— START —

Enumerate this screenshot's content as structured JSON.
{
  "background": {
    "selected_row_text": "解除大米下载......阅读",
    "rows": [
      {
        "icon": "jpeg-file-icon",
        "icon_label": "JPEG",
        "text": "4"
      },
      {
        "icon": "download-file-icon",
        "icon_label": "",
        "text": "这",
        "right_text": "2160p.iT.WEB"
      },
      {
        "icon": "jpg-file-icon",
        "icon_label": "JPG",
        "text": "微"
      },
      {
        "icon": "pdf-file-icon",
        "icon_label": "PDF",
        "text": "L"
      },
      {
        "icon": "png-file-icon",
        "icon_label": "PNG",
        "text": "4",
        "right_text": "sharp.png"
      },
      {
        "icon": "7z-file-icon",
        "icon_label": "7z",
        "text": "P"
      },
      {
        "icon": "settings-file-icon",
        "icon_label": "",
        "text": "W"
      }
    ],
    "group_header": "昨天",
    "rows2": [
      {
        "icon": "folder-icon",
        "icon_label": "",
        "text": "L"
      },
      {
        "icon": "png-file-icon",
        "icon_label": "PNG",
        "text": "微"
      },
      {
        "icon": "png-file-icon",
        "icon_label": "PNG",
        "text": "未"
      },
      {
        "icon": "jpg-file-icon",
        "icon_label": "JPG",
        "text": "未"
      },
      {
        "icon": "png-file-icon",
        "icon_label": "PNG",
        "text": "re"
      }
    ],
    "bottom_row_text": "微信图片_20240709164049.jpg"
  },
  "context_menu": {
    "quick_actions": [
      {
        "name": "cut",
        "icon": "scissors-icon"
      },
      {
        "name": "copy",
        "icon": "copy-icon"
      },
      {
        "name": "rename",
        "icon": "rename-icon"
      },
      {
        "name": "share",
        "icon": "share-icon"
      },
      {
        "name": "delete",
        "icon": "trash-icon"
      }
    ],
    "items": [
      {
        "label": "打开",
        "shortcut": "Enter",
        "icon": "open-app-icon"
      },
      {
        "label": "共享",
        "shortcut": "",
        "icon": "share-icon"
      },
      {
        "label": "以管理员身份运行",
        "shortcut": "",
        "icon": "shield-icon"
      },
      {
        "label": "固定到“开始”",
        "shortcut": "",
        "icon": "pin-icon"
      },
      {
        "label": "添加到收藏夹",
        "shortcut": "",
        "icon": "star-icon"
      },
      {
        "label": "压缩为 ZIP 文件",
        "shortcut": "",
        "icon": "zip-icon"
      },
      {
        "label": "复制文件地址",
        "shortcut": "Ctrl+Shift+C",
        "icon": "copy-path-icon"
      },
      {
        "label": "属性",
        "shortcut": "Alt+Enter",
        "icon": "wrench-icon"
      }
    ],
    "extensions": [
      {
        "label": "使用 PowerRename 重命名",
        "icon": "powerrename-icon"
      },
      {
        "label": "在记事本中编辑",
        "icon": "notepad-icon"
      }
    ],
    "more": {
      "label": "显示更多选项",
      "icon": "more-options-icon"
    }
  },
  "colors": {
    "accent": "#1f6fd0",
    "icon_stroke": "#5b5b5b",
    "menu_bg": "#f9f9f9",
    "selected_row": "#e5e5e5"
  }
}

— END —

Required task — Reproduce the records above exactly.

Solution for this exercise —
Enumerate this screenshot's content as structured JSON.
{
  "background": {
    "selected_row_text": "解除大米下载......阅读",
    "rows": [
      {
        "icon": "jpeg-file-icon",
        "icon_label": "JPEG",
        "text": "4"
      },
      {
        "icon": "download-file-icon",
        "icon_label": "",
        "text": "这",
        "right_text": "2160p.iT.WEB"
      },
      {
        "icon": "jpg-file-icon",
        "icon_label": "JPG",
        "text": "微"
      },
      {
        "icon": "pdf-file-icon",
        "icon_label": "PDF",
        "text": "L"
      },
      {
        "icon": "png-file-icon",
        "icon_label": "PNG",
        "text": "4",
        "right_text": "sharp.png"
      },
      {
        "icon": "7z-file-icon",
        "icon_label": "7z",
        "text": "P"
      },
      {
        "icon": "settings-file-icon",
        "icon_label": "",
        "text": "W"
      }
    ],
    "group_header": "昨天",
    "rows2": [
      {
        "icon": "folder-icon",
        "icon_label": "",
        "text": "L"
      },
      {
        "icon": "png-file-icon",
        "icon_label": "PNG",
        "text": "微"
      },
      {
        "icon": "png-file-icon",
        "icon_label": "PNG",
        "text": "未"
      },
      {
        "icon": "jpg-file-icon",
        "icon_label": "JPG",
        "text": "未"
      },
      {
        "icon": "png-file-icon",
        "icon_label": "PNG",
        "text": "re"
      }
    ],
    "bottom_row_text": "微信图片_20240709164049.jpg"
  },
  "context_menu": {
    "quick_actions": [
      {
        "name": "cut",
        "icon": "scissors-icon"
      },
      {
        "name": "copy",
        "icon": "copy-icon"
      },
      {
        "name": "rename",
        "icon": "rename-icon"
      },
      {
        "name": "share",
        "icon": "share-icon"
      },
      {
        "name": "delete",
        "icon": "trash-icon"
      }
    ],
    "items": [
      {
        "label": "打开",
        "shortcut": "Enter",
        "icon": "open-app-icon"
      },
      {
        "label": "共享",
        "shortcut": "",
        "icon": "share-icon"
      },
      {
        "label": "以管理员身份运行",
        "shortcut": "",
        "icon": "shield-icon"
      },
      {
        "label": "固定到“开始”",
        "shortcut": "",
        "icon": "pin-icon"
      },
      {
        "label": "添加到收藏夹",
        "shortcut": "",
        "icon": "star-icon"
      },
      {
        "label": "压缩为 ZIP 文件",
        "shortcut": "",
        "icon": "zip-icon"
      },
      {
        "label": "复制文件地址",
        "shortcut": "Ctrl+Shift+C",
        "icon": "copy-path-icon"
      },
      {
        "label": "属性",
        "shortcut": "Alt+Enter",
        "icon": "wrench-icon"
      }
    ],
    "extensions": [
      {
        "label": "使用 PowerRename 重命名",
        "icon": "powerrename-icon"
      },
      {
        "label": "在记事本中编辑",
        "icon": "notepad-icon"
      }
    ],
    "more": {
      "label": "显示更多选项",
      "icon": "more-options-icon"
    }
  },
  "colors": {
    "accent": "#1f6fd0",
    "icon_stroke": "#5b5b5b",
    "menu_bg": "#f9f9f9",
    "selected_row": "#e5e5e5"
  }
}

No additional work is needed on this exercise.